Stated problem:
Extract the whole listing as it stands. Do not include the pictures.
.....
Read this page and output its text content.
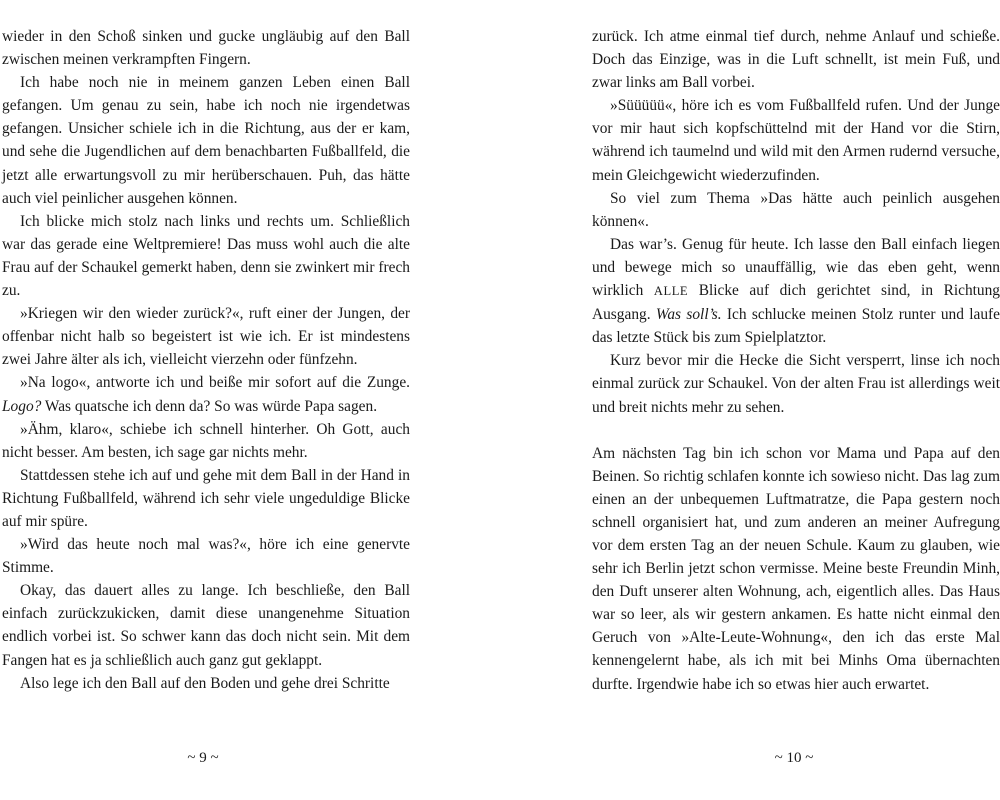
wieder in den Schoß sinken und gucke ungläubig auf den Ball zwischen meinen verkrampften Fingern.

Ich habe noch nie in meinem ganzen Leben einen Ball gefangen. Um genau zu sein, habe ich noch nie irgendetwas gefangen. Unsicher schiele ich in die Richtung, aus der er kam, und sehe die Jugendlichen auf dem benachbarten Fußballfeld, die jetzt alle erwartungsvoll zu mir herüberschauen. Puh, das hätte auch viel peinlicher ausgehen können.

Ich blicke mich stolz nach links und rechts um. Schließlich war das gerade eine Weltpremiere! Das muss wohl auch die alte Frau auf der Schaukel gemerkt haben, denn sie zwinkert mir frech zu.

»Kriegen wir den wieder zurück?«, ruft einer der Jungen, der offenbar nicht halb so begeistert ist wie ich. Er ist mindestens zwei Jahre älter als ich, vielleicht vierzehn oder fünfzehn.

»Na logo«, antworte ich und beiße mir sofort auf die Zunge. Logo? Was quatsche ich denn da? So was würde Papa sagen.

»Ähm, klaro«, schiebe ich schnell hinterher. Oh Gott, auch nicht besser. Am besten, ich sage gar nichts mehr.

Stattdessen stehe ich auf und gehe mit dem Ball in der Hand in Richtung Fußballfeld, während ich sehr viele ungeduldige Blicke auf mir spüre.

»Wird das heute noch mal was?«, höre ich eine genervte Stimme.

Okay, das dauert alles zu lange. Ich beschließe, den Ball einfach zurückzukicken, damit diese unangenehme Situation endlich vorbei ist. So schwer kann das doch nicht sein. Mit dem Fangen hat es ja schließlich auch ganz gut geklappt.

Also lege ich den Ball auf den Boden und gehe drei Schritte

zurück. Ich atme einmal tief durch, nehme Anlauf und schieße. Doch das Einzige, was in die Luft schnellt, ist mein Fuß, und zwar links am Ball vorbei.

»Süüüüü«, höre ich es vom Fußballfeld rufen. Und der Junge vor mir haut sich kopfschüttelnd mit der Hand vor die Stirn, während ich taumelnd und wild mit den Armen rudernd versuche, mein Gleichgewicht wiederzufinden.

So viel zum Thema »Das hätte auch peinlich ausgehen können«.

Das war’s. Genug für heute. Ich lasse den Ball einfach liegen und bewege mich so unauffällig, wie das eben geht, wenn wirklich ALLE Blicke auf dich gerichtet sind, in Richtung Ausgang. Was soll’s. Ich schlucke meinen Stolz runter und laufe das letzte Stück bis zum Spielplatztor.

Kurz bevor mir die Hecke die Sicht versperrt, linse ich noch einmal zurück zur Schaukel. Von der alten Frau ist allerdings weit und breit nichts mehr zu sehen.

Am nächsten Tag bin ich schon vor Mama und Papa auf den Beinen. So richtig schlafen konnte ich sowieso nicht. Das lag zum einen an der unbequemen Luftmatratze, die Papa gestern noch schnell organisiert hat, und zum anderen an meiner Aufregung vor dem ersten Tag an der neuen Schule. Kaum zu glauben, wie sehr ich Berlin jetzt schon vermisse. Meine beste Freundin Minh, den Duft unserer alten Wohnung, ach, eigentlich alles. Das Haus war so leer, als wir gestern ankamen. Es hatte nicht einmal den Geruch von »Alte-Leute-Wohnung«, den ich das erste Mal kennengelernt habe, als ich mit bei Minhs Oma übernachten durfte. Irgendwie habe ich so etwas hier auch erwartet.

~ 9 ~	~ 10 ~
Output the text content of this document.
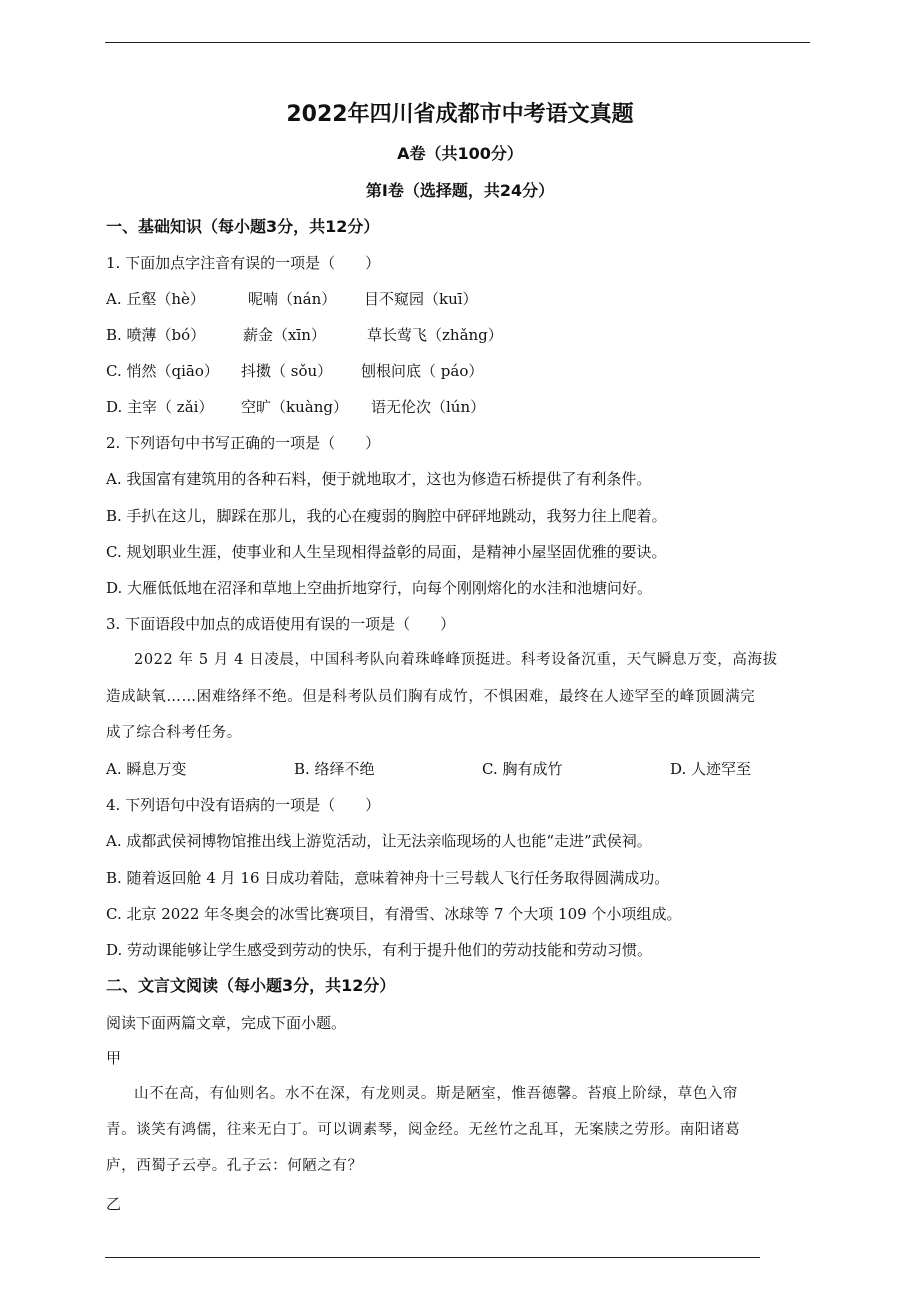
2022年四川省成都市中考语文真题
A卷（共100分）
第Ⅰ卷（选择题，共24分）
一、基础知识（每小题3分，共12分）
1. 下面加点字注音有误的一项是（　　）
A. 丘壑（hè）	呢喃（nán） 目不窥园（kuī）
B. 喷薄（bó）	薪金（xīn）	草长莺飞（zhǎng）
C. 悄然（qiāo） 抖擞（ sǒu） 刨根问底（ páo）
D. 主宰（ zǎi） 空旷（kuàng） 语无伦次（lún）
2. 下列语句中书写正确的一项是（　　）
A. 我国富有建筑用的各种石料，便于就地取才，这也为修造石桥提供了有利条件。
B. 手扒在这儿，脚踩在那儿，我的心在瘦弱的胸腔中砰砰地跳动，我努力往上爬着。
C. 规划职业生涯，使事业和人生呈现相得益彰的局面，是精神小屋坚固优雅的要诀。
D. 大雁低低地在沼泽和草地上空曲折地穿行，向每个刚刚熔化的水洼和池塘问好。
3. 下面语段中加点的成语使用有误的一项是（　　）
2022 年 5 月 4 日凌晨，中国科考队向着珠峰峰顶挺进。科考设备沉重，天气瞬息万变，高海拔
造成缺氧……困难络绎不绝。但是科考队员们胸有成竹，不惧困难，最终在人迹罕至的峰顶圆满完
成了综合科考任务。
A. 瞬息万变	B. 络绎不绝	C. 胸有成竹	D. 人迹罕至
4. 下列语句中没有语病的一项是（　　）
A. 成都武侯祠博物馆推出线上游览活动，让无法亲临现场的人也能“走进”武侯祠。
B. 随着返回舱 4 月 16 日成功着陆，意味着神舟十三号载人飞行任务取得圆满成功。
C. 北京 2022 年冬奥会的冰雪比赛项目，有滑雪、冰球等 7 个大项 109 个小项组成。
D. 劳动课能够让学生感受到劳动的快乐，有利于提升他们的劳动技能和劳动习惯。
二、文言文阅读（每小题3分，共12分）
阅读下面两篇文章，完成下面小题。
甲
山不在高，有仙则名。水不在深，有龙则灵。斯是陋室，惟吾德馨。苔痕上阶绿，草色入帘
青。谈笑有鸿儒，往来无白丁。可以调素琴，阅金经。无丝竹之乱耳，无案牍之劳形。南阳诸葛
庐，西蜀子云亭。孔子云：何陋之有？
乙
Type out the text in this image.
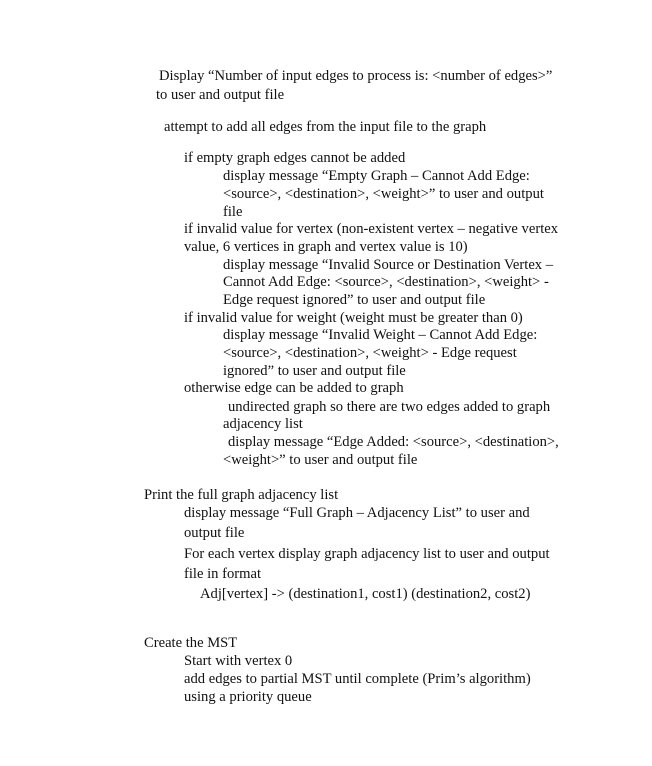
Display “Number of input edges to process is: <number of edges>”
to user and output file
attempt to add all edges from the input file to the graph
if empty graph edges cannot be added
display message “Empty Graph – Cannot Add Edge:
<source>, <destination>, <weight>” to user and output
file
if invalid value for vertex (non-existent vertex – negative vertex
value, 6 vertices in graph and vertex value is 10)
display message “Invalid Source or Destination Vertex –
Cannot Add Edge: <source>, <destination>, <weight> -
Edge request ignored” to user and output file
if invalid value for weight (weight must be greater than 0)
display message “Invalid Weight – Cannot Add Edge:
<source>, <destination>, <weight> - Edge request
ignored” to user and output file
otherwise edge can be added to graph
undirected graph so there are two edges added to graph
adjacency list
display message “Edge Added: <source>, <destination>,
<weight>” to user and output file
Print the full graph adjacency list
display message “Full Graph – Adjacency List” to user and
output file
For each vertex display graph adjacency list to user and output
file in format
Adj[vertex] -> (destination1, cost1) (destination2, cost2)
Create the MST
Start with vertex 0
add edges to partial MST until complete (Prim’s algorithm)
using a priority queue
.....
Solution below:
Read this page and output its text content.
wieder in den Schoß sinken und gucke ungläubig auf den Ball zwischen meinen verkrampften Fingern.

Ich habe noch nie in meinem ganzen Leben einen Ball gefangen. Um genau zu sein, habe ich noch nie irgendetwas gefangen. Unsicher schiele ich in die Richtung, aus der er kam, und sehe die Jugendlichen auf dem benachbarten Fußballfeld, die jetzt alle erwartungsvoll zu mir herüberschauen. Puh, das hätte auch viel peinlicher ausgehen können.

Ich blicke mich stolz nach links und rechts um. Schließlich war das gerade eine Weltpremiere! Das muss wohl auch die alte Frau auf der Schaukel gemerkt haben, denn sie zwinkert mir frech zu.

»Kriegen wir den wieder zurück?«, ruft einer der Jungen, der offenbar nicht halb so begeistert ist wie ich. Er ist mindestens zwei Jahre älter als ich, vielleicht vierzehn oder fünfzehn.

»Na logo«, antworte ich und beiße mir sofort auf die Zunge. Logo? Was quatsche ich denn da? So was würde Papa sagen.

»Ähm, klaro«, schiebe ich schnell hinterher. Oh Gott, auch nicht besser. Am besten, ich sage gar nichts mehr.

Stattdessen stehe ich auf und gehe mit dem Ball in der Hand in Richtung Fußballfeld, während ich sehr viele ungeduldige Blicke auf mir spüre.

»Wird das heute noch mal was?«, höre ich eine genervte Stimme.

Okay, das dauert alles zu lange. Ich beschließe, den Ball einfach zurückzukicken, damit diese unangenehme Situation endlich vorbei ist. So schwer kann das doch nicht sein. Mit dem Fangen hat es ja schließlich auch ganz gut geklappt.

Also lege ich den Ball auf den Boden und gehe drei Schritte

zurück. Ich atme einmal tief durch, nehme Anlauf und schieße. Doch das Einzige, was in die Luft schnellt, ist mein Fuß, und zwar links am Ball vorbei.

»Süüüüü«, höre ich es vom Fußballfeld rufen. Und der Junge vor mir haut sich kopfschüttelnd mit der Hand vor die Stirn, während ich taumelnd und wild mit den Armen rudernd versuche, mein Gleichgewicht wiederzufinden.

So viel zum Thema »Das hätte auch peinlich ausgehen können«.

Das war’s. Genug für heute. Ich lasse den Ball einfach liegen und bewege mich so unauffällig, wie das eben geht, wenn wirklich ALLE Blicke auf dich gerichtet sind, in Richtung Ausgang. Was soll’s. Ich schlucke meinen Stolz runter und laufe das letzte Stück bis zum Spielplatztor.

Kurz bevor mir die Hecke die Sicht versperrt, linse ich noch einmal zurück zur Schaukel. Von der alten Frau ist allerdings weit und breit nichts mehr zu sehen.

Am nächsten Tag bin ich schon vor Mama und Papa auf den Beinen. So richtig schlafen konnte ich sowieso nicht. Das lag zum einen an der unbequemen Luftmatratze, die Papa gestern noch schnell organisiert hat, und zum anderen an meiner Aufregung vor dem ersten Tag an der neuen Schule. Kaum zu glauben, wie sehr ich Berlin jetzt schon vermisse. Meine beste Freundin Minh, den Duft unserer alten Wohnung, ach, eigentlich alles. Das Haus war so leer, als wir gestern ankamen. Es hatte nicht einmal den Geruch von »Alte-Leute-Wohnung«, den ich das erste Mal kennengelernt habe, als ich mit bei Minhs Oma übernachten durfte. Irgendwie habe ich so etwas hier auch erwartet.

~ 9 ~	~ 10 ~
Output the text content of this document.
2022年四川省成都市中考语文真题
A卷（共100分）
第Ⅰ卷（选择题，共24分）
一、基础知识（每小题3分，共12分）
1. 下面加点字注音有误的一项是（　　）
A. 丘壑（hè）	呢喃（nán） 目不窥园（kuī）
B. 喷薄（bó）	薪金（xīn）	草长莺飞（zhǎng）
C. 悄然（qiāo） 抖擞（ sǒu） 刨根问底（ páo）
D. 主宰（ zǎi） 空旷（kuàng） 语无伦次（lún）
2. 下列语句中书写正确的一项是（　　）
A. 我国富有建筑用的各种石料，便于就地取才，这也为修造石桥提供了有利条件。
B. 手扒在这儿，脚踩在那儿，我的心在瘦弱的胸腔中砰砰地跳动，我努力往上爬着。
C. 规划职业生涯，使事业和人生呈现相得益彰的局面，是精神小屋坚固优雅的要诀。
D. 大雁低低地在沼泽和草地上空曲折地穿行，向每个刚刚熔化的水洼和池塘问好。
3. 下面语段中加点的成语使用有误的一项是（　　）
2022 年 5 月 4 日凌晨，中国科考队向着珠峰峰顶挺进。科考设备沉重，天气瞬息万变，高海拔
造成缺氧……困难络绎不绝。但是科考队员们胸有成竹，不惧困难，最终在人迹罕至的峰顶圆满完
成了综合科考任务。
A. 瞬息万变	B. 络绎不绝	C. 胸有成竹	D. 人迹罕至
4. 下列语句中没有语病的一项是（　　）
A. 成都武侯祠博物馆推出线上游览活动，让无法亲临现场的人也能“走进”武侯祠。
B. 随着返回舱 4 月 16 日成功着陆，意味着神舟十三号载人飞行任务取得圆满成功。
C. 北京 2022 年冬奥会的冰雪比赛项目，有滑雪、冰球等 7 个大项 109 个小项组成。
D. 劳动课能够让学生感受到劳动的快乐，有利于提升他们的劳动技能和劳动习惯。
二、文言文阅读（每小题3分，共12分）
阅读下面两篇文章，完成下面小题。
甲
山不在高，有仙则名。水不在深，有龙则灵。斯是陋室，惟吾德馨。苔痕上阶绿，草色入帘
青。谈笑有鸿儒，往来无白丁。可以调素琴，阅金经。无丝竹之乱耳，无案牍之劳形。南阳诸葛
庐，西蜀子云亭。孔子云：何陋之有？
乙
Type out the text in this image.
Display “Number of input edges to process is: <number of edges>”
to user and output file
attempt to add all edges from the input file to the graph
if empty graph edges cannot be added
display message “Empty Graph – Cannot Add Edge:
<source>, <destination>, <weight>” to user and output
file
if invalid value for vertex (non-existent vertex – negative vertex
value, 6 vertices in graph and vertex value is 10)
display message “Invalid Source or Destination Vertex –
Cannot Add Edge: <source>, <destination>, <weight> -
Edge request ignored” to user and output file
if invalid value for weight (weight must be greater than 0)
display message “Invalid Weight – Cannot Add Edge:
<source>, <destination>, <weight> - Edge request
ignored” to user and output file
otherwise edge can be added to graph
undirected graph so there are two edges added to graph
adjacency list
display message “Edge Added: <source>, <destination>,
<weight>” to user and output file
Print the full graph adjacency list
display message “Full Graph – Adjacency List” to user and
output file
For each vertex display graph adjacency list to user and output
file in format
Adj[vertex] -> (destination1, cost1) (destination2, cost2)
Create the MST
Start with vertex 0
add edges to partial MST until complete (Prim’s algorithm)
using a priority queue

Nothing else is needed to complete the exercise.